WORK INSTRUCTIONS.
Review the material and extract every line in which the word "image" occurs.

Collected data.

◇ ◇ ◇ ◇

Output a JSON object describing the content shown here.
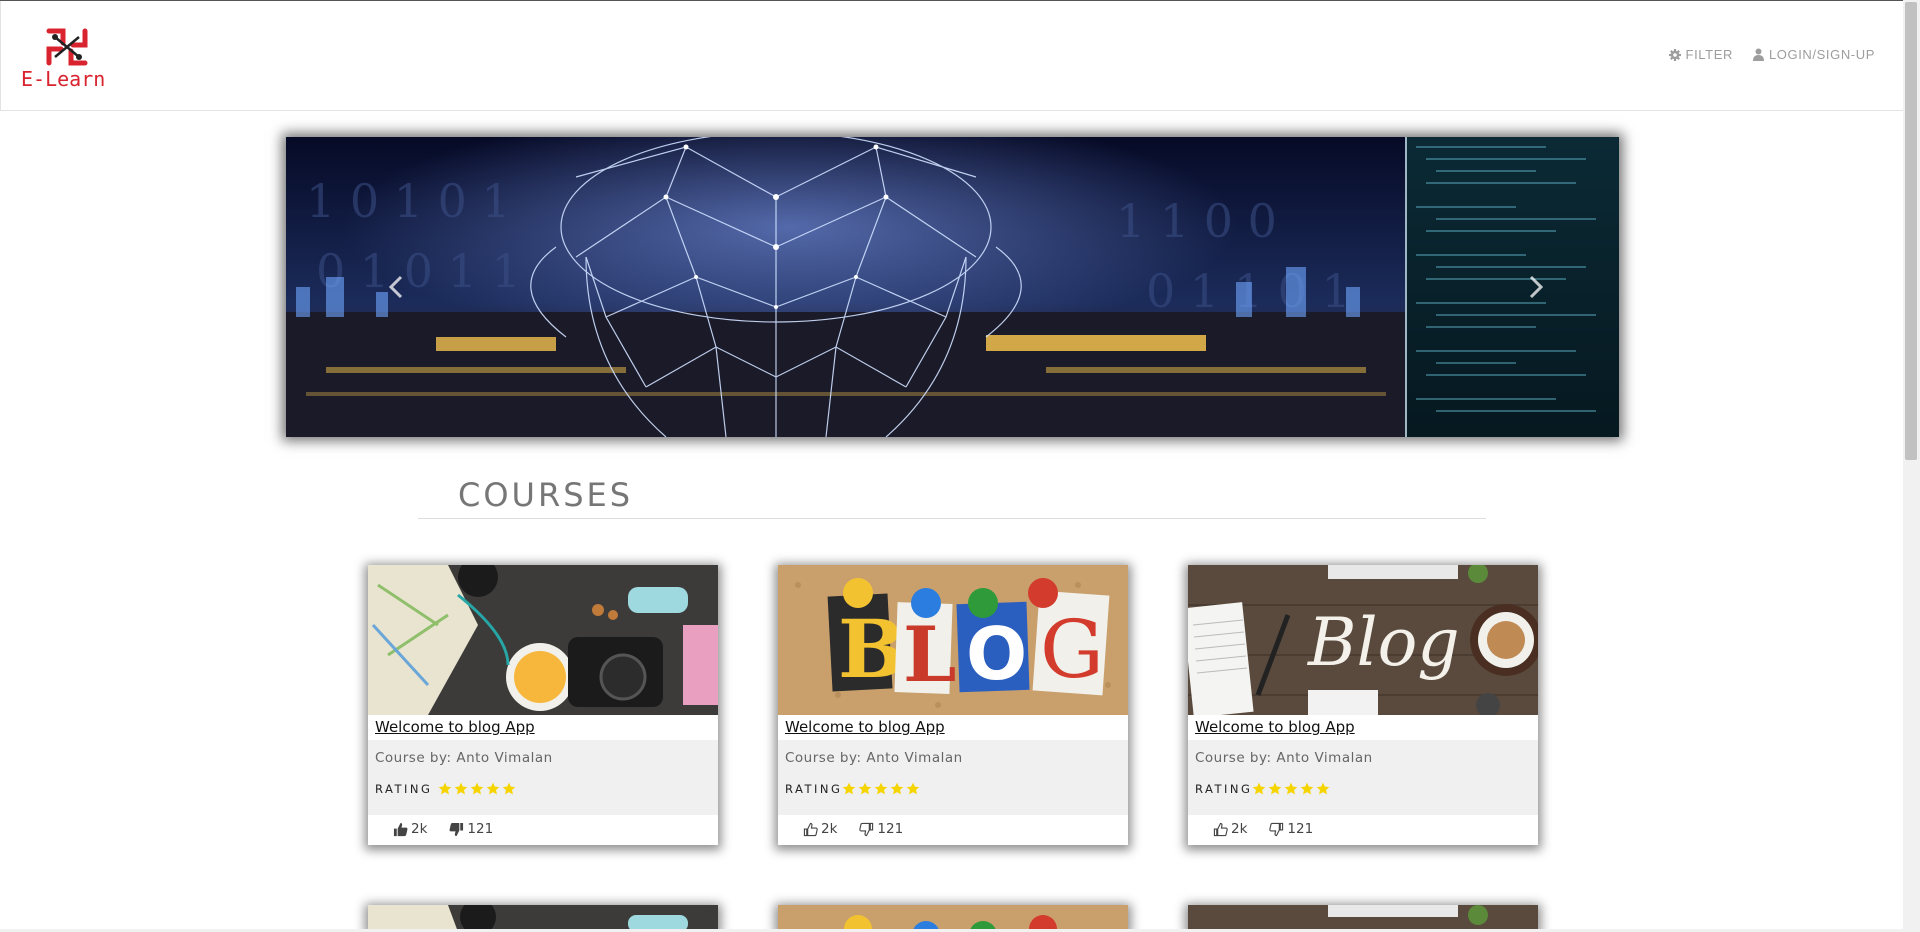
{
  "brand": {
    "name": "E-Learn",
    "color": "#d9232e"
  },
  "nav": {
    "filter_label": "FILTER",
    "filter_icon": "gear-icon",
    "login_label": "LOGIN/SIGN-UP",
    "login_icon": "user-icon"
  },
  "carousel": {
    "prev_icon": "chevron-left-icon",
    "next_icon": "chevron-right-icon"
  },
  "section": {
    "title": "COURSES"
  },
  "colors": {
    "star": "#f5d400",
    "accent": "#d9232e"
  },
  "courses": [
    {
      "title": "Welcome to blog App",
      "author": "Course by: Anto Vimalan",
      "rating_label": "RATING",
      "stars": 5,
      "likes": "2k",
      "dislikes": "121",
      "image": "travel-desk-photo"
    },
    {
      "title": "Welcome to blog App",
      "author": "Course by: Anto Vimalan",
      "rating_label": "RATING",
      "stars": 5,
      "likes": "2k",
      "dislikes": "121",
      "image": "blog-letters-photo"
    },
    {
      "title": "Welcome to blog App",
      "author": "Course by: Anto Vimalan",
      "rating_label": "RATING",
      "stars": 5,
      "likes": "2k",
      "dislikes": "121",
      "image": "blog-desk-photo"
    }
  ]
}
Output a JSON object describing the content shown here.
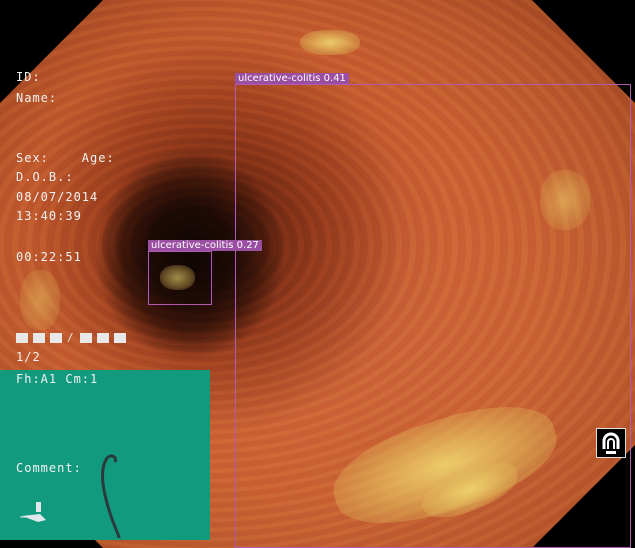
{
  "patient_info": {
    "id_label": "ID:",
    "name_label": "Name:",
    "sex_age": "Sex:    Age:",
    "dob_label": "D.O.B.:",
    "date": "08/07/2014",
    "time": "13:40:39",
    "elapsed": "00:22:51",
    "frame": "1/2",
    "fh_cm": "Fh:A1 Cm:1",
    "comment_label": "Comment:"
  },
  "detections": [
    {
      "label": "ulcerative-colitis",
      "score": "0.41"
    },
    {
      "label": "ulcerative-colitis",
      "score": "0.27"
    }
  ],
  "colors": {
    "bbox": "#b05ab0",
    "bbox_label_bg": "#9a4fa2",
    "info_panel": "#129a7f",
    "text": "#f2f2f2"
  },
  "icons": [
    "magnification-icon",
    "scope-cable-icon",
    "probe-icon"
  ]
}
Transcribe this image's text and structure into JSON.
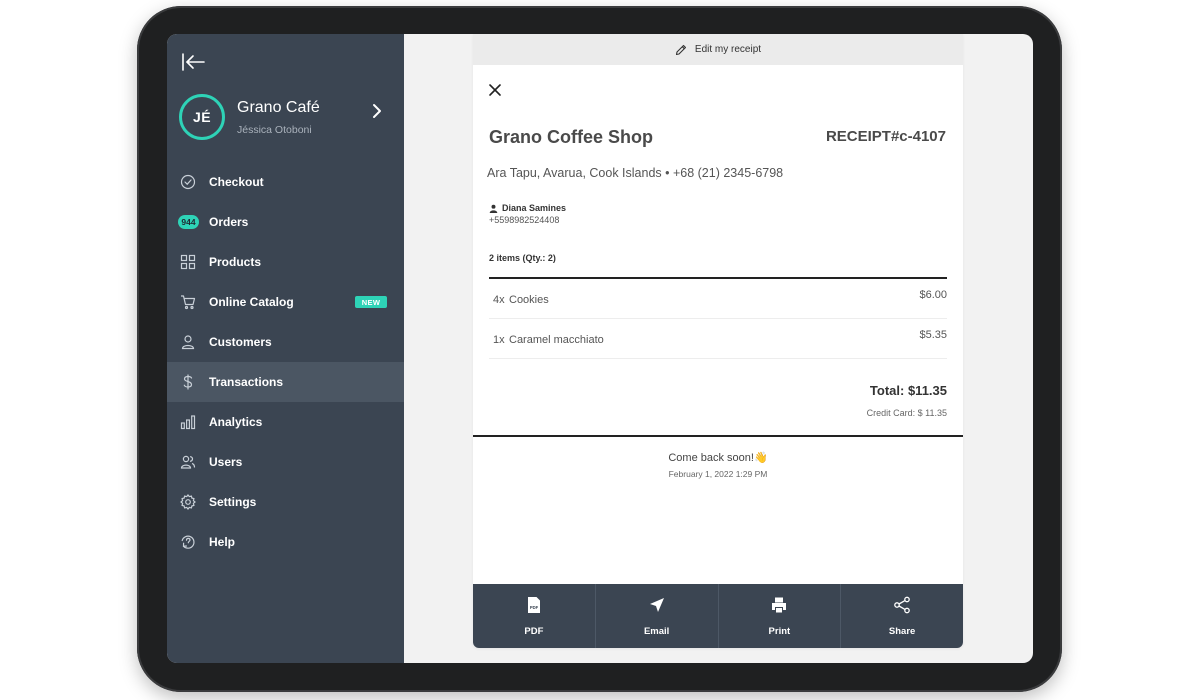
{
  "sidebar": {
    "profile": {
      "initials": "JÉ",
      "business": "Grano Café",
      "user": "Jéssica Otoboni"
    },
    "items": [
      {
        "label": "Checkout",
        "icon": "check-circle-icon"
      },
      {
        "label": "Orders",
        "icon": "orders-count-badge",
        "badge": "944"
      },
      {
        "label": "Products",
        "icon": "grid-icon"
      },
      {
        "label": "Online Catalog",
        "icon": "cart-icon",
        "badge": "NEW"
      },
      {
        "label": "Customers",
        "icon": "person-icon"
      },
      {
        "label": "Transactions",
        "icon": "dollar-icon",
        "active": true
      },
      {
        "label": "Analytics",
        "icon": "bar-chart-icon"
      },
      {
        "label": "Users",
        "icon": "users-icon"
      },
      {
        "label": "Settings",
        "icon": "gear-icon"
      },
      {
        "label": "Help",
        "icon": "help-icon"
      }
    ]
  },
  "receipt": {
    "edit_label": "Edit my receipt",
    "shop_name": "Grano Coffee Shop",
    "receipt_id": "RECEIPT#c-4107",
    "address": "Ara Tapu, Avarua, Cook Islands • +68 (21) 2345-6798",
    "customer": {
      "name": "Diana Samines",
      "phone": "+5598982524408"
    },
    "items_summary": "2 items (Qty.: 2)",
    "line_items": [
      {
        "qty": "4x",
        "name": "Cookies",
        "price": "$6.00"
      },
      {
        "qty": "1x",
        "name": "Caramel macchiato",
        "price": "$5.35"
      }
    ],
    "total": "Total: $11.35",
    "payment": "Credit Card: $ 11.35",
    "thanks": "Come back soon!",
    "thanks_emoji": "👋",
    "date": "February 1, 2022 1:29 PM"
  },
  "actions": [
    {
      "label": "PDF",
      "icon": "pdf-icon"
    },
    {
      "label": "Email",
      "icon": "send-icon"
    },
    {
      "label": "Print",
      "icon": "printer-icon"
    },
    {
      "label": "Share",
      "icon": "share-icon"
    }
  ],
  "colors": {
    "sidebar_bg": "#3b4552",
    "sidebar_active": "#4b5663",
    "accent": "#2ed3b7",
    "screen_bg": "#f2f2f2",
    "device_bezel": "#1f2021"
  }
}
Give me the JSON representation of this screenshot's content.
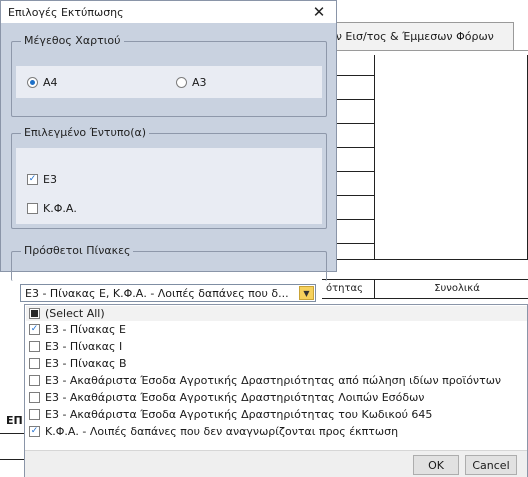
{
  "background": {
    "tab_label": "ον Εισ/τος & Έμμεσων Φόρων",
    "header_left": "ότητας",
    "header_right": "Συνολικά",
    "left_fragment": "ΕΠ"
  },
  "dialog": {
    "title": "Επιλογές Εκτύπωσης",
    "close_icon": "close-icon",
    "paper_size": {
      "legend": "Μέγεθος Χαρτιού",
      "options": [
        {
          "label": "A4",
          "selected": true
        },
        {
          "label": "A3",
          "selected": false
        }
      ]
    },
    "selected_forms": {
      "legend": "Επιλεγμένο Έντυπο(α)",
      "items": [
        {
          "label": "Ε3",
          "checked": true
        },
        {
          "label": "Κ.Φ.Α.",
          "checked": false
        }
      ]
    },
    "additional_tables": {
      "legend": "Πρόσθετοι Πίνακες",
      "combo_value": "Ε3 - Πίνακας Ε, Κ.Φ.Α. - Λοιπές δαπάνες που δ...",
      "combo_icon": "chevron-down-icon"
    }
  },
  "dropdown": {
    "select_all": "(Select All)",
    "items": [
      {
        "label": "Ε3 - Πίνακας Ε",
        "checked": true
      },
      {
        "label": "Ε3 - Πίνακας Ι",
        "checked": false
      },
      {
        "label": "Ε3 - Πίνακας Β",
        "checked": false
      },
      {
        "label": "Ε3 - Ακαθάριστα Έσοδα Αγροτικής Δραστηριότητας από πώληση ιδίων προϊόντων",
        "checked": false
      },
      {
        "label": "Ε3 - Ακαθάριστα Έσοδα Αγροτικής Δραστηριότητας Λοιπών Εσόδων",
        "checked": false
      },
      {
        "label": "Ε3 - Ακαθάριστα Έσοδα Αγροτικής Δραστηριότητας του Κωδικού 645",
        "checked": false
      },
      {
        "label": "Κ.Φ.Α. - Λοιπές δαπάνες που δεν αναγνωρίζονται προς έκπτωση",
        "checked": true
      }
    ],
    "ok_label": "OK",
    "cancel_label": "Cancel"
  },
  "colors": {
    "dialog_bg": "#c9d2e0",
    "combo_button": "#f6d15c",
    "check_accent": "#1e70c8"
  }
}
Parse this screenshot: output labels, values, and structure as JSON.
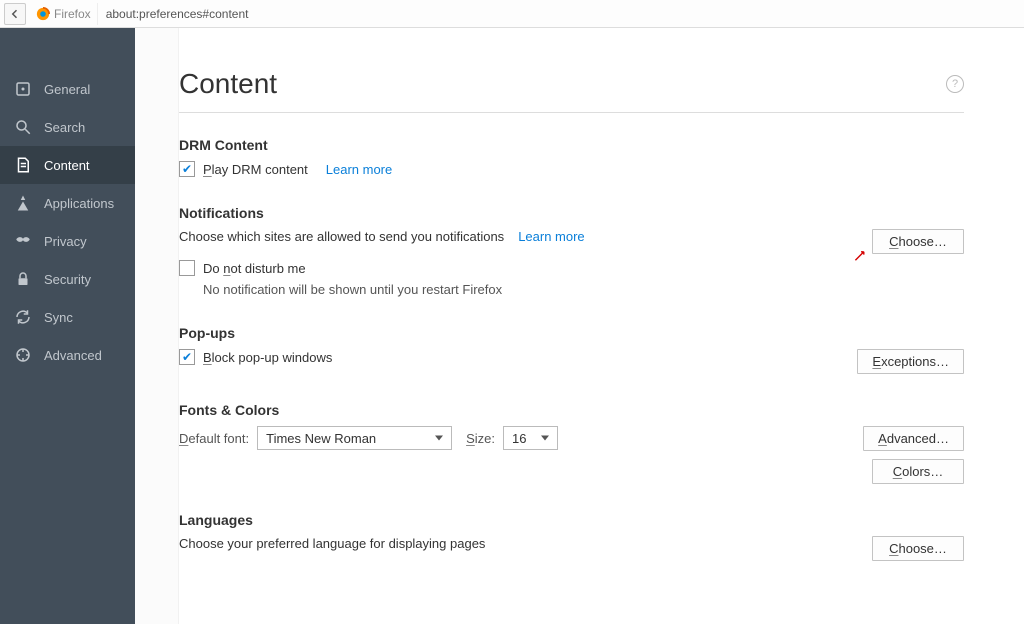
{
  "urlbar": {
    "brand": "Firefox",
    "url": "about:preferences#content"
  },
  "sidebar": {
    "items": [
      {
        "label": "General"
      },
      {
        "label": "Search"
      },
      {
        "label": "Content"
      },
      {
        "label": "Applications"
      },
      {
        "label": "Privacy"
      },
      {
        "label": "Security"
      },
      {
        "label": "Sync"
      },
      {
        "label": "Advanced"
      }
    ],
    "selected": 2
  },
  "page": {
    "title": "Content"
  },
  "drm": {
    "title": "DRM Content",
    "checkbox_a": "P",
    "checkbox_r": "lay DRM content",
    "learn_more": "Learn more"
  },
  "notifications": {
    "title": "Notifications",
    "desc": "Choose which sites are allowed to send you notifications",
    "learn_more": "Learn more",
    "choose_a": "C",
    "choose_r": "hoose…",
    "dnd_pre": "Do ",
    "dnd_a": "n",
    "dnd_post": "ot disturb me",
    "dnd_help": "No notification will be shown until you restart Firefox"
  },
  "popups": {
    "title": "Pop-ups",
    "checkbox_a": "B",
    "checkbox_r": "lock pop-up windows",
    "exceptions_a": "E",
    "exceptions_r": "xceptions…"
  },
  "fonts": {
    "title": "Fonts & Colors",
    "default_pre": "D",
    "default_post": "efault font:",
    "font_value": "Times New Roman",
    "size_a": "S",
    "size_r": "ize:",
    "size_value": "16",
    "advanced_a": "A",
    "advanced_r": "dvanced…",
    "colors_a": "C",
    "colors_r": "olors…"
  },
  "languages": {
    "title": "Languages",
    "desc": "Choose your preferred language for displaying pages",
    "choose_a": "C",
    "choose_r": "hoose…"
  }
}
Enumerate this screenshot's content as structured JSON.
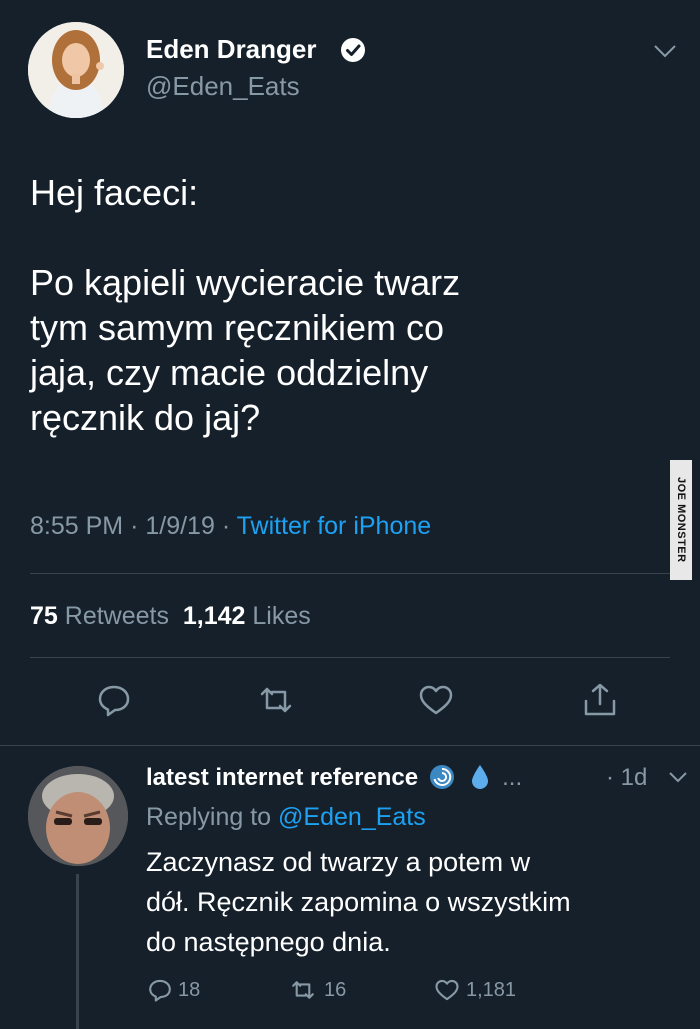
{
  "tweet": {
    "author_name": "Eden Dranger",
    "author_handle": "@Eden_Eats",
    "text": "Hej faceci:\n\nPo kąpieli wycieracie twarz\ntym samym ręcznikiem co\njaja, czy macie oddzielny\nręcznik do jaj?",
    "time": "8:55 PM",
    "date": "1/9/19",
    "separator": "·",
    "source": "Twitter for iPhone",
    "retweets_count": "75",
    "retweets_label": "Retweets",
    "likes_count": "1,142",
    "likes_label": "Likes"
  },
  "watermark": "JOE MONSTER",
  "reply": {
    "author_name": "latest internet reference",
    "name_suffix": "...",
    "time": "· 1d",
    "replying_label": "Replying to",
    "replying_handle": "@Eden_Eats",
    "text": "Zaczynasz od twarzy a potem w\ndół. Ręcznik zapomina o wszystkim\ndo następnego dnia.",
    "reply_count": "18",
    "retweet_count": "16",
    "like_count": "1,181"
  },
  "colors": {
    "background": "#15202b",
    "muted": "#8899a6",
    "accent": "#1da1f2",
    "divider": "#38444d"
  },
  "icons": [
    "verified-badge-icon",
    "chevron-down-icon",
    "reply-icon",
    "retweet-icon",
    "like-icon",
    "share-icon",
    "cyclone-emoji-icon",
    "droplet-emoji-icon"
  ]
}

◇ ◇ ◇ ◇

TASK ANSWER.
      "image": "travel-desk-photo"
      "image": "blog-letters-photo"
      "image": "blog-desk-photo"
Transcribe this image's text and structure into JSON.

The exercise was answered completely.